Items listed in a dataset

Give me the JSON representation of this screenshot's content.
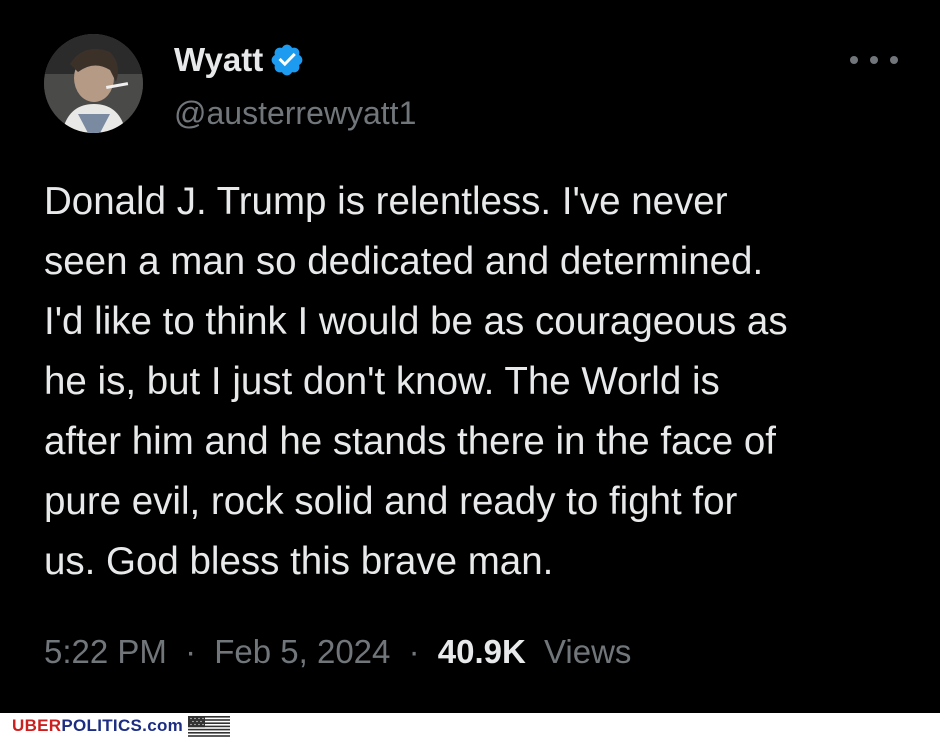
{
  "tweet": {
    "display_name": "Wyatt",
    "handle": "@austerrewyatt1",
    "text": "Donald J. Trump is relentless. I've never\nseen a man so dedicated and determined.\nI'd like to think I would be as courageous as\nhe is, but I just don't know. The World is\nafter him and he stands there in the face of\npure evil, rock solid and ready to fight for\nus. God bless this brave man.",
    "time": "5:22 PM",
    "separator": "·",
    "date": "Feb 5, 2024",
    "views_count": "40.9K",
    "views_label": "Views",
    "verified_icon": "verified-badge-icon",
    "more_icon": "more-dots-icon"
  },
  "watermark": {
    "brand_part1": "UBER",
    "brand_part2": "POLITICS.com",
    "flag_icon": "us-flag-icon"
  },
  "colors": {
    "background": "#000000",
    "text_primary": "#e7e9ea",
    "text_secondary": "#71767b",
    "verified_blue": "#1d9bf0",
    "brand_red": "#cc1f1f",
    "brand_blue": "#1d2e82"
  }
}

Instructions for the task
Without the pictures, reproduce every line of the records above exactly.

Full response
Give me the JSON representation of this screenshot's content.
{
  "tweet": {
    "display_name": "Wyatt",
    "handle": "@austerrewyatt1",
    "text": "Donald J. Trump is relentless. I've never\nseen a man so dedicated and determined.\nI'd like to think I would be as courageous as\nhe is, but I just don't know. The World is\nafter him and he stands there in the face of\npure evil, rock solid and ready to fight for\nus. God bless this brave man.",
    "time": "5:22 PM",
    "separator": "·",
    "date": "Feb 5, 2024",
    "views_count": "40.9K",
    "views_label": "Views",
    "verified_icon": "verified-badge-icon",
    "more_icon": "more-dots-icon"
  },
  "watermark": {
    "brand_part1": "UBER",
    "brand_part2": "POLITICS.com",
    "flag_icon": "us-flag-icon"
  },
  "colors": {
    "background": "#000000",
    "text_primary": "#e7e9ea",
    "text_secondary": "#71767b",
    "verified_blue": "#1d9bf0",
    "brand_red": "#cc1f1f",
    "brand_blue": "#1d2e82"
  }
}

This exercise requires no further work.